--- Task inputs ---

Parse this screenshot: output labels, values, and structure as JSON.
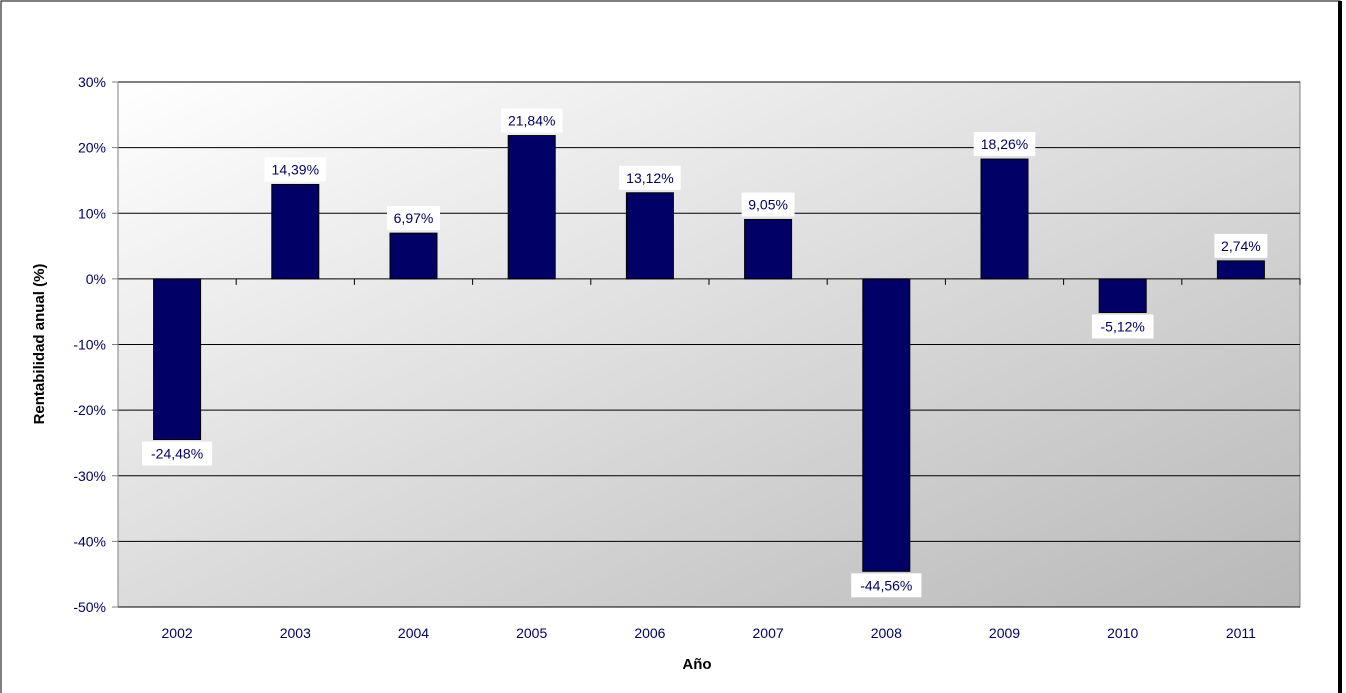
{
  "chart_data": {
    "type": "bar",
    "categories": [
      "2002",
      "2003",
      "2004",
      "2005",
      "2006",
      "2007",
      "2008",
      "2009",
      "2010",
      "2011"
    ],
    "values": [
      -24.48,
      14.39,
      6.97,
      21.84,
      13.12,
      9.05,
      -44.56,
      18.26,
      -5.12,
      2.74
    ],
    "data_labels": [
      "-24,48%",
      "14,39%",
      "6,97%",
      "21,84%",
      "13,12%",
      "9,05%",
      "-44,56%",
      "18,26%",
      "-5,12%",
      "2,74%"
    ],
    "y_ticks": [
      30,
      20,
      10,
      0,
      -10,
      -20,
      -30,
      -40,
      -50
    ],
    "y_tick_labels": [
      "30%",
      "20%",
      "10%",
      "0%",
      "-10%",
      "-20%",
      "-30%",
      "-40%",
      "-50%"
    ],
    "ylim": [
      -50,
      30
    ],
    "xlabel": "Año",
    "ylabel": "Rentabilidad anual (%)",
    "title": "",
    "grid": true,
    "legend": "none",
    "colors": {
      "bar": "#000066",
      "text": "#000066",
      "axis_title": "#000000",
      "grid": "#000000",
      "plot_bg_light": "#ffffff",
      "plot_bg_dark": "#b8b8b8"
    }
  }
}
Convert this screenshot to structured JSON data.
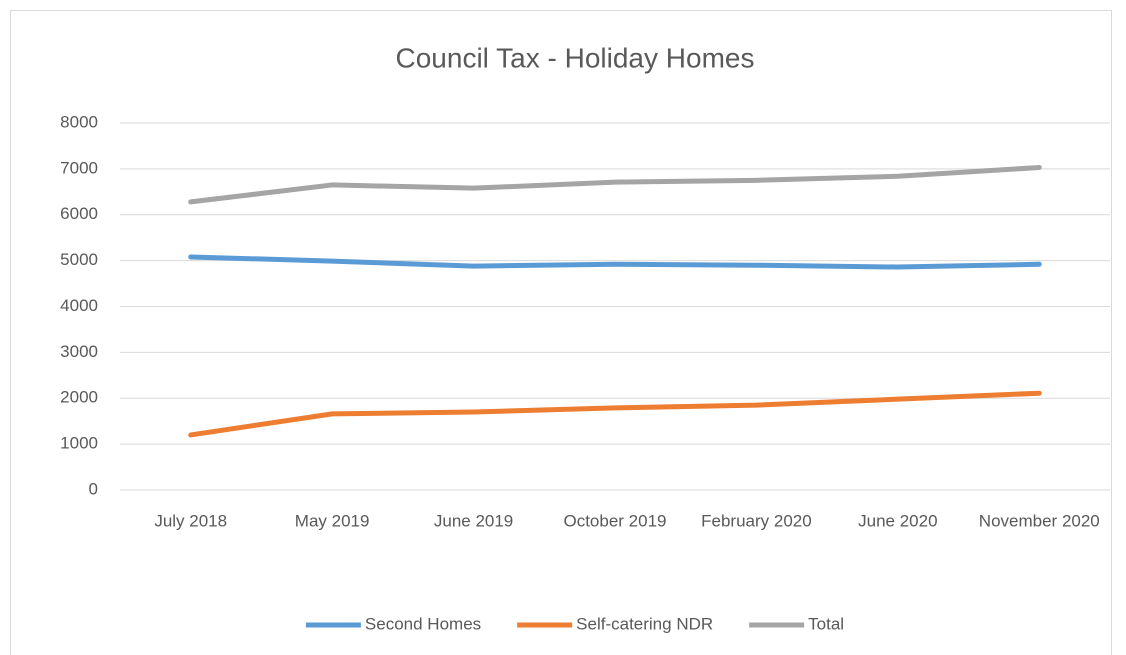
{
  "chart_data": {
    "type": "line",
    "title": "Council Tax - Holiday Homes",
    "categories": [
      "July 2018",
      "May 2019",
      "June 2019",
      "October 2019",
      "February 2020",
      "June 2020",
      "November 2020"
    ],
    "series": [
      {
        "name": "Second Homes",
        "color": "#5b9bd5",
        "values": [
          5080,
          4990,
          4880,
          4920,
          4900,
          4860,
          4920
        ]
      },
      {
        "name": "Self-catering NDR",
        "color": "#ed7d31",
        "values": [
          1200,
          1660,
          1700,
          1790,
          1850,
          1980,
          2110
        ]
      },
      {
        "name": "Total",
        "color": "#a5a5a5",
        "values": [
          6280,
          6650,
          6580,
          6710,
          6750,
          6840,
          7030
        ]
      }
    ],
    "ylim": [
      0,
      8000
    ],
    "yticks": [
      0,
      1000,
      2000,
      3000,
      4000,
      5000,
      6000,
      7000,
      8000
    ],
    "grid": true,
    "legend": "bottom"
  }
}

---

▶ [Aim] Repeat the records above verbatim, with no pictures in the result.

▶ [Finished exercise]
Parse this screenshot: output labels, values, and structure as JSON.
{
  "chart_data": {
    "type": "bar",
    "categories": [
      "2002",
      "2003",
      "2004",
      "2005",
      "2006",
      "2007",
      "2008",
      "2009",
      "2010",
      "2011"
    ],
    "values": [
      -24.48,
      14.39,
      6.97,
      21.84,
      13.12,
      9.05,
      -44.56,
      18.26,
      -5.12,
      2.74
    ],
    "data_labels": [
      "-24,48%",
      "14,39%",
      "6,97%",
      "21,84%",
      "13,12%",
      "9,05%",
      "-44,56%",
      "18,26%",
      "-5,12%",
      "2,74%"
    ],
    "y_ticks": [
      30,
      20,
      10,
      0,
      -10,
      -20,
      -30,
      -40,
      -50
    ],
    "y_tick_labels": [
      "30%",
      "20%",
      "10%",
      "0%",
      "-10%",
      "-20%",
      "-30%",
      "-40%",
      "-50%"
    ],
    "ylim": [
      -50,
      30
    ],
    "xlabel": "Año",
    "ylabel": "Rentabilidad anual (%)",
    "title": "",
    "grid": true,
    "legend": "none",
    "colors": {
      "bar": "#000066",
      "text": "#000066",
      "axis_title": "#000000",
      "grid": "#000000",
      "plot_bg_light": "#ffffff",
      "plot_bg_dark": "#b8b8b8"
    }
  }
}
Convert this screenshot to structured JSON data.
{
  "chart_data": {
    "type": "line",
    "title": "Council Tax - Holiday Homes",
    "categories": [
      "July 2018",
      "May 2019",
      "June 2019",
      "October 2019",
      "February 2020",
      "June 2020",
      "November 2020"
    ],
    "series": [
      {
        "name": "Second Homes",
        "color": "#5b9bd5",
        "values": [
          5080,
          4990,
          4880,
          4920,
          4900,
          4860,
          4920
        ]
      },
      {
        "name": "Self-catering NDR",
        "color": "#ed7d31",
        "values": [
          1200,
          1660,
          1700,
          1790,
          1850,
          1980,
          2110
        ]
      },
      {
        "name": "Total",
        "color": "#a5a5a5",
        "values": [
          6280,
          6650,
          6580,
          6710,
          6750,
          6840,
          7030
        ]
      }
    ],
    "ylim": [
      0,
      8000
    ],
    "yticks": [
      0,
      1000,
      2000,
      3000,
      4000,
      5000,
      6000,
      7000,
      8000
    ],
    "grid": true,
    "legend": "bottom"
  }
}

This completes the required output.